● **Written problem**
Return the lines below verbatim, from the very first one through the line that contains "The display 78 is at (573, 245).", including both ends.

== Provided data ==

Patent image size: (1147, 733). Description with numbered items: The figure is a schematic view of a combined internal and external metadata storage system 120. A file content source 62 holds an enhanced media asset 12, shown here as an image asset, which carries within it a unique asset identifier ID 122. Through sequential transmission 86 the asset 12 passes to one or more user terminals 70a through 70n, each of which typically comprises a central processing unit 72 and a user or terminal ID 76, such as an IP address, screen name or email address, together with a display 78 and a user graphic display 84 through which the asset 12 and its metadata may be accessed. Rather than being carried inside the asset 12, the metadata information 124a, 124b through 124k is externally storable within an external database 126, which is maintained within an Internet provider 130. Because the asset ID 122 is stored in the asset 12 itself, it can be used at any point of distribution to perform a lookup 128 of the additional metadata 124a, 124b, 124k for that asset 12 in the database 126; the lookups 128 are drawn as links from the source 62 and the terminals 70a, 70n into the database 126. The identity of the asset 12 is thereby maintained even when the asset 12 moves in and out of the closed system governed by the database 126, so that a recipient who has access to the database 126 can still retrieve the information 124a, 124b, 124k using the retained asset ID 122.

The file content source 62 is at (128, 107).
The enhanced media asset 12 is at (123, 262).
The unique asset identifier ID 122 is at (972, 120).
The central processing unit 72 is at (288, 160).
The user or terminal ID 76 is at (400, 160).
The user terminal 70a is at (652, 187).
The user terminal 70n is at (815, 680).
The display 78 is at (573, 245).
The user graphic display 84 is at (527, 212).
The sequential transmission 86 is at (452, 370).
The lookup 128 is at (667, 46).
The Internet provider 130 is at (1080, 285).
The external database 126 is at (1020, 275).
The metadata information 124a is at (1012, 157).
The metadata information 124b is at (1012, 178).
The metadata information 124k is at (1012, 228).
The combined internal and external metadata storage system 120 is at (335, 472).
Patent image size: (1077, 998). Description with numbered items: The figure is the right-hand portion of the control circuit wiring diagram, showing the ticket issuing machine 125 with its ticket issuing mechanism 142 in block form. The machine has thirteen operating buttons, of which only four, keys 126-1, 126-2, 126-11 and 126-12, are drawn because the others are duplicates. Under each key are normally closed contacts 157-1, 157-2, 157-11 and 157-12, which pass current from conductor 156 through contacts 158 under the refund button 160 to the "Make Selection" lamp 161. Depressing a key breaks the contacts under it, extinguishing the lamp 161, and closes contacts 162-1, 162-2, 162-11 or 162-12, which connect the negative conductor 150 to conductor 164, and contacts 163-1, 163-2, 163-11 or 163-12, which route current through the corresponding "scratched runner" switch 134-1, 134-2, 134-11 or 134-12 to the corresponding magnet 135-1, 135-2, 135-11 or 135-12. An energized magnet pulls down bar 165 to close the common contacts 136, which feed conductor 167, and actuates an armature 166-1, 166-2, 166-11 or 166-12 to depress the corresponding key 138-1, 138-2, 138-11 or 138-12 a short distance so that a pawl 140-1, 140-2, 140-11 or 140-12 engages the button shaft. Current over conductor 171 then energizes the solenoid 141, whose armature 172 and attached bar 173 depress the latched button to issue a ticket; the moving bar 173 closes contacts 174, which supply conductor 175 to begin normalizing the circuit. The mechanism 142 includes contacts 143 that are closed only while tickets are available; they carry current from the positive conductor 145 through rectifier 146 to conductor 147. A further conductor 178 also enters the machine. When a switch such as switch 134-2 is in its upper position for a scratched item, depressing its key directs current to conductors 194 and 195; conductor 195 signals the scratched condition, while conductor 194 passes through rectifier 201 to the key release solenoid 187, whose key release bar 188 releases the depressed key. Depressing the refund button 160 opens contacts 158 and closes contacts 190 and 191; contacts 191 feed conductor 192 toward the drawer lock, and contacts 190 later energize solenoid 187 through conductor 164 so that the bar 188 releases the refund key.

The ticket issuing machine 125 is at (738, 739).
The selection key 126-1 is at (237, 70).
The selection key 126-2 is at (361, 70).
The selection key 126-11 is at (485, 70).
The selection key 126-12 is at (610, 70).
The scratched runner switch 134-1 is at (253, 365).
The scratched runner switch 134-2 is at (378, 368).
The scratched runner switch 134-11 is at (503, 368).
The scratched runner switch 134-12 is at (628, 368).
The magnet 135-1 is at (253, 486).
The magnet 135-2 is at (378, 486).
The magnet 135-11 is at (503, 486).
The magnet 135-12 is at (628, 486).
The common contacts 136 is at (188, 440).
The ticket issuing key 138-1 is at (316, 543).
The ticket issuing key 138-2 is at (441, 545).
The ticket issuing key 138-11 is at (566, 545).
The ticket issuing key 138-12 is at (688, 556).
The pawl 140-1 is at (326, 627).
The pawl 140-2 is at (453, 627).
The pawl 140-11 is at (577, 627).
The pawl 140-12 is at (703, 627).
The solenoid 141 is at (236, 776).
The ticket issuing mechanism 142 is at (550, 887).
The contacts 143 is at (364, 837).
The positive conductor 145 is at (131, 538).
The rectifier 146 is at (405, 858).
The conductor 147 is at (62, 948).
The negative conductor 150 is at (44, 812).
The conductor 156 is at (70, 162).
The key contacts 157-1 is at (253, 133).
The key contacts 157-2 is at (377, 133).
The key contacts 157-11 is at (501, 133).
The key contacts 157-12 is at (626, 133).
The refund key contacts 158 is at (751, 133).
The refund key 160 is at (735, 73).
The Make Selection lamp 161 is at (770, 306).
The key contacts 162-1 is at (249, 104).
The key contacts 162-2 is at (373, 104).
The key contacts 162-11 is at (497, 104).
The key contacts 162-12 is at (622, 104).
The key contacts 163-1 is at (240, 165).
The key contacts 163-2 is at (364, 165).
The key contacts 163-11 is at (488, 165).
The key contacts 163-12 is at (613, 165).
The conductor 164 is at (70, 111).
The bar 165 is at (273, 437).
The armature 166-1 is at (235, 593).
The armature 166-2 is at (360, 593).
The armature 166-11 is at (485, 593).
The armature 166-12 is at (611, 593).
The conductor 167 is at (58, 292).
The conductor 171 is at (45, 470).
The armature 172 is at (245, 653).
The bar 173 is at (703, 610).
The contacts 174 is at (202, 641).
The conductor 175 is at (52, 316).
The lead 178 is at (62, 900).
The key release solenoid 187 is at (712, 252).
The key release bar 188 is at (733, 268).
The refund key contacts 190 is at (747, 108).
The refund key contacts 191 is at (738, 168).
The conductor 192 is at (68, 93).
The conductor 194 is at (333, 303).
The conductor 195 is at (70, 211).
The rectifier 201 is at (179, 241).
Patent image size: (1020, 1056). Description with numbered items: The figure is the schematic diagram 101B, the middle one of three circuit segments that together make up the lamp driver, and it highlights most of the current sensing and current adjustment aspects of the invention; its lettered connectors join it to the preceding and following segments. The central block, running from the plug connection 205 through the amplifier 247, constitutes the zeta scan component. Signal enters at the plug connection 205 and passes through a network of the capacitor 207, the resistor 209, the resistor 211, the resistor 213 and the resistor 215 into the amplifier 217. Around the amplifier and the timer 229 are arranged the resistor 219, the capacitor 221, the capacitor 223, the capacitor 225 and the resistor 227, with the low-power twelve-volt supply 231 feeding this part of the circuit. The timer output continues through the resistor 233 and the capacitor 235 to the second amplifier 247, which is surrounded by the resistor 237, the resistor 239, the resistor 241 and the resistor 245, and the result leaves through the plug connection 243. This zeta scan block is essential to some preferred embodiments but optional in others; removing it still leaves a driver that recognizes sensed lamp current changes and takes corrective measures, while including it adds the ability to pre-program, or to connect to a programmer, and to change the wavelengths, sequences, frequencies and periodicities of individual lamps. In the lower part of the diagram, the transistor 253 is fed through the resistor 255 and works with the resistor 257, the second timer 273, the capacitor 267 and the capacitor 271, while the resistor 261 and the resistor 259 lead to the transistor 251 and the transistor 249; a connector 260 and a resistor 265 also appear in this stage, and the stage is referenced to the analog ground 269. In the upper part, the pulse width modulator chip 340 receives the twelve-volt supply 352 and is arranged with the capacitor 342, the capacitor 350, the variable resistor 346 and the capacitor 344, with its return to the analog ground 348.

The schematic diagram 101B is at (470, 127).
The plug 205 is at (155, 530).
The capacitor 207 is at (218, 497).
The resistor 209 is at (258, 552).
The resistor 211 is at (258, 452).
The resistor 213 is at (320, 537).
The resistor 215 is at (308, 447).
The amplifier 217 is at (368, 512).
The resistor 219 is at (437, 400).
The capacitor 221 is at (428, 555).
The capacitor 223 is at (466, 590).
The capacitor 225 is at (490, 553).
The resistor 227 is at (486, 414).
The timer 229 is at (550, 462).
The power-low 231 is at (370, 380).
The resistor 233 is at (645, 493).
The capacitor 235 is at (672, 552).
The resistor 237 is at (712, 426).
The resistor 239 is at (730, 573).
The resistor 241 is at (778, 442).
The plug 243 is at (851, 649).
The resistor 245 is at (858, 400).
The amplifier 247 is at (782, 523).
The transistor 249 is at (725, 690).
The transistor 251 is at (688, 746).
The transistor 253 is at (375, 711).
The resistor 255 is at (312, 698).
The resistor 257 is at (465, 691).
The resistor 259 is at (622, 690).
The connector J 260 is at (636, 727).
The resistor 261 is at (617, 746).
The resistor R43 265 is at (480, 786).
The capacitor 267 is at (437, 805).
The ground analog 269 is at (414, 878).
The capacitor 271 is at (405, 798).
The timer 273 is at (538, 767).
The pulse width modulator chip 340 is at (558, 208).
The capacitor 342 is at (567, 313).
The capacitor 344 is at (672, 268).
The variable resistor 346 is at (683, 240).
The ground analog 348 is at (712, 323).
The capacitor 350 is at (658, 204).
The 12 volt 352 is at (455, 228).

===

● **Reply**
Patent image size: (1147, 733). Description with numbered items: The figure is a schematic view of a combined internal and external metadata storage system 120. A file content source 62 holds an enhanced media asset 12, shown here as an image asset, which carries within it a unique asset identifier ID 122. Through sequential transmission 86 the asset 12 passes to one or more user terminals 70a through 70n, each of which typically comprises a central processing unit 72 and a user or terminal ID 76, such as an IP address, screen name or email address, together with a display 78 and a user graphic display 84 through which the asset 12 and its metadata may be accessed. Rather than being carried inside the asset 12, the metadata information 124a, 124b through 124k is externally storable within an external database 126, which is maintained within an Internet provider 130. Because the asset ID 122 is stored in the asset 12 itself, it can be used at any point of distribution to perform a lookup 128 of the additional metadata 124a, 124b, 124k for that asset 12 in the database 126; the lookups 128 are drawn as links from the source 62 and the terminals 70a, 70n into the database 126. The identity of the asset 12 is thereby maintained even when the asset 12 moves in and out of the closed system governed by the database 126, so that a recipient who has access to the database 126 can still retrieve the information 124a, 124b, 124k using the retained asset ID 122.

The file content source 62 is at (128, 107).
The enhanced media asset 12 is at (123, 262).
The unique asset identifier ID 122 is at (972, 120).
The central processing unit 72 is at (288, 160).
The user or terminal ID 76 is at (400, 160).
The user terminal 70a is at (652, 187).
The user terminal 70n is at (815, 680).
The display 78 is at (573, 245).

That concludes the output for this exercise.